**Brief:** Quote the entries that follow exactly, leaving none out.

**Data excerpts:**
-----
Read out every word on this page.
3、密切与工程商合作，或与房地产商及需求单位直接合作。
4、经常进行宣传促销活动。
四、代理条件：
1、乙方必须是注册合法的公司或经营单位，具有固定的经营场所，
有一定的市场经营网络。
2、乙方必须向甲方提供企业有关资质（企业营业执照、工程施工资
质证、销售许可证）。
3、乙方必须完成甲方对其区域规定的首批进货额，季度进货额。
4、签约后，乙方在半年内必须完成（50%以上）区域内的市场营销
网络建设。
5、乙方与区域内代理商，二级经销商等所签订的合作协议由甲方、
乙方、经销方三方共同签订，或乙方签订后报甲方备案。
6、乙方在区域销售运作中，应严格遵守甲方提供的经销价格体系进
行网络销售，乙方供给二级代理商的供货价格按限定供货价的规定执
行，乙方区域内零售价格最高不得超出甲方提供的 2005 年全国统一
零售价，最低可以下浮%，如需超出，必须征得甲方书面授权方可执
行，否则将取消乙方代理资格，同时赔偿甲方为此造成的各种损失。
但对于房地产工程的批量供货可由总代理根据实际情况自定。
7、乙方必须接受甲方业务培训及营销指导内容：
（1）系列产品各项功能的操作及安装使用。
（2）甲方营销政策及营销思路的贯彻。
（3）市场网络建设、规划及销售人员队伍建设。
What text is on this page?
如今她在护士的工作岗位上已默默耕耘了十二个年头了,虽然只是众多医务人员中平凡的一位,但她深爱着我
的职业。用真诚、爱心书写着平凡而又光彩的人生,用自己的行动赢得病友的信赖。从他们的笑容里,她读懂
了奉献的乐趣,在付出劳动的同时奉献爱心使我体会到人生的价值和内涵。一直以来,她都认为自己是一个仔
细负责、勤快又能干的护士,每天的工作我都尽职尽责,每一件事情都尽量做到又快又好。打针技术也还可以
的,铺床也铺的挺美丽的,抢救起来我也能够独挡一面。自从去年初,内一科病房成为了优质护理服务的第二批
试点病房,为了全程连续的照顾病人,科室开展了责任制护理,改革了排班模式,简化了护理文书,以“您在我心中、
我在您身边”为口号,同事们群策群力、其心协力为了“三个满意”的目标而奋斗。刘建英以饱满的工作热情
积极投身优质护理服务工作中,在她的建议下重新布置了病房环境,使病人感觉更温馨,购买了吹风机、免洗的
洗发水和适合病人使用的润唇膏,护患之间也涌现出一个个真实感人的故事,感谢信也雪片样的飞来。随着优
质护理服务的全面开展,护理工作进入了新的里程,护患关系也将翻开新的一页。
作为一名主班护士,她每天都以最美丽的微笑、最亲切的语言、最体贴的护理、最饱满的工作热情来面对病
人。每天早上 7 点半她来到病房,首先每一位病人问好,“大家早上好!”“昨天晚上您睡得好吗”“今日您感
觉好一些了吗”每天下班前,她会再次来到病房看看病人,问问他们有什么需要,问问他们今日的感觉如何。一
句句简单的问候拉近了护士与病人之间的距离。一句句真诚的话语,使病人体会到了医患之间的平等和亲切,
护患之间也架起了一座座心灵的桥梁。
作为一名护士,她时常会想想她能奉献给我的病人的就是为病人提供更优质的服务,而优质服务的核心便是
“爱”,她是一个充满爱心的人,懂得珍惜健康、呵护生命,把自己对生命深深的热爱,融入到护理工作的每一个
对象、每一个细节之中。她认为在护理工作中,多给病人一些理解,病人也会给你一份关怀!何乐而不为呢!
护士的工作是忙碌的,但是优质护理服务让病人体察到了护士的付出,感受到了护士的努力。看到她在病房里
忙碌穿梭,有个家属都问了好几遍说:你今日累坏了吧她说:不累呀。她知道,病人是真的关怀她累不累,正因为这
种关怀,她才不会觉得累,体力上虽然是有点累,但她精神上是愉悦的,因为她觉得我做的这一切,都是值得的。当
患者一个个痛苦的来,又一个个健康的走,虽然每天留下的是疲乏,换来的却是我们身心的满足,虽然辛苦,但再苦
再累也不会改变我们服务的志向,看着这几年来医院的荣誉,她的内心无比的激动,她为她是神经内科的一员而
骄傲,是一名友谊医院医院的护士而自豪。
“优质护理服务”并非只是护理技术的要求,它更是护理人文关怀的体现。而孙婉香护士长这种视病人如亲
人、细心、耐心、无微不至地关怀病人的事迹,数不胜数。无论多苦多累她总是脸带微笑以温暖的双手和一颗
-----
**Response:**
Read out every word on this page.
3、密切与工程商合作，或与房地产商及需求单位直接合作。
4、经常进行宣传促销活动。
四、代理条件：
1、乙方必须是注册合法的公司或经营单位，具有固定的经营场所，
有一定的市场经营网络。
2、乙方必须向甲方提供企业有关资质（企业营业执照、工程施工资
质证、销售许可证）。
3、乙方必须完成甲方对其区域规定的首批进货额，季度进货额。
4、签约后，乙方在半年内必须完成（50%以上）区域内的市场营销
网络建设。
5、乙方与区域内代理商，二级经销商等所签订的合作协议由甲方、
乙方、经销方三方共同签订，或乙方签订后报甲方备案。
6、乙方在区域销售运作中，应严格遵守甲方提供的经销价格体系进
行网络销售，乙方供给二级代理商的供货价格按限定供货价的规定执
行，乙方区域内零售价格最高不得超出甲方提供的 2005 年全国统一
零售价，最低可以下浮%，如需超出，必须征得甲方书面授权方可执
行，否则将取消乙方代理资格，同时赔偿甲方为此造成的各种损失。
但对于房地产工程的批量供货可由总代理根据实际情况自定。
7、乙方必须接受甲方业务培训及营销指导内容：
（1）系列产品各项功能的操作及安装使用。
（2）甲方营销政策及营销思路的贯彻。
（3）市场网络建设、规划及销售人员队伍建设。
What text is on this page?
如今她在护士的工作岗位上已默默耕耘了十二个年头了,虽然只是众多医务人员中平凡的一位,但她深爱着我
的职业。用真诚、爱心书写着平凡而又光彩的人生,用自己的行动赢得病友的信赖。从他们的笑容里,她读懂
了奉献的乐趣,在付出劳动的同时奉献爱心使我体会到人生的价值和内涵。一直以来,她都认为自己是一个仔
细负责、勤快又能干的护士,每天的工作我都尽职尽责,每一件事情都尽量做到又快又好。打针技术也还可以
的,铺床也铺的挺美丽的,抢救起来我也能够独挡一面。自从去年初,内一科病房成为了优质护理服务的第二批
试点病房,为了全程连续的照顾病人,科室开展了责任制护理,改革了排班模式,简化了护理文书,以“您在我心中、
我在您身边”为口号,同事们群策群力、其心协力为了“三个满意”的目标而奋斗。刘建英以饱满的工作热情
积极投身优质护理服务工作中,在她的建议下重新布置了病房环境,使病人感觉更温馨,购买了吹风机、免洗的
洗发水和适合病人使用的润唇膏,护患之间也涌现出一个个真实感人的故事,感谢信也雪片样的飞来。随着优
质护理服务的全面开展,护理工作进入了新的里程,护患关系也将翻开新的一页。
作为一名主班护士,她每天都以最美丽的微笑、最亲切的语言、最体贴的护理、最饱满的工作热情来面对病
人。每天早上 7 点半她来到病房,首先每一位病人问好,“大家早上好!”“昨天晚上您睡得好吗”“今日您感
觉好一些了吗”每天下班前,她会再次来到病房看看病人,问问他们有什么需要,问问他们今日的感觉如何。一
句句简单的问候拉近了护士与病人之间的距离。一句句真诚的话语,使病人体会到了医患之间的平等和亲切,
护患之间也架起了一座座心灵的桥梁。
作为一名护士,她时常会想想她能奉献给我的病人的就是为病人提供更优质的服务,而优质服务的核心便是
“爱”,她是一个充满爱心的人,懂得珍惜健康、呵护生命,把自己对生命深深的热爱,融入到护理工作的每一个
对象、每一个细节之中。她认为在护理工作中,多给病人一些理解,病人也会给你一份关怀!何乐而不为呢!
护士的工作是忙碌的,但是优质护理服务让病人体察到了护士的付出,感受到了护士的努力。看到她在病房里
忙碌穿梭,有个家属都问了好几遍说:你今日累坏了吧她说:不累呀。她知道,病人是真的关怀她累不累,正因为这
种关怀,她才不会觉得累,体力上虽然是有点累,但她精神上是愉悦的,因为她觉得我做的这一切,都是值得的。当
患者一个个痛苦的来,又一个个健康的走,虽然每天留下的是疲乏,换来的却是我们身心的满足,虽然辛苦,但再苦
再累也不会改变我们服务的志向,看着这几年来医院的荣誉,她的内心无比的激动,她为她是神经内科的一员而
骄傲,是一名友谊医院医院的护士而自豪。
“优质护理服务”并非只是护理技术的要求,它更是护理人文关怀的体现。而孙婉香护士长这种视病人如亲
人、细心、耐心、无微不至地关怀病人的事迹,数不胜数。无论多苦多累她总是脸带微笑以温暖的双手和一颗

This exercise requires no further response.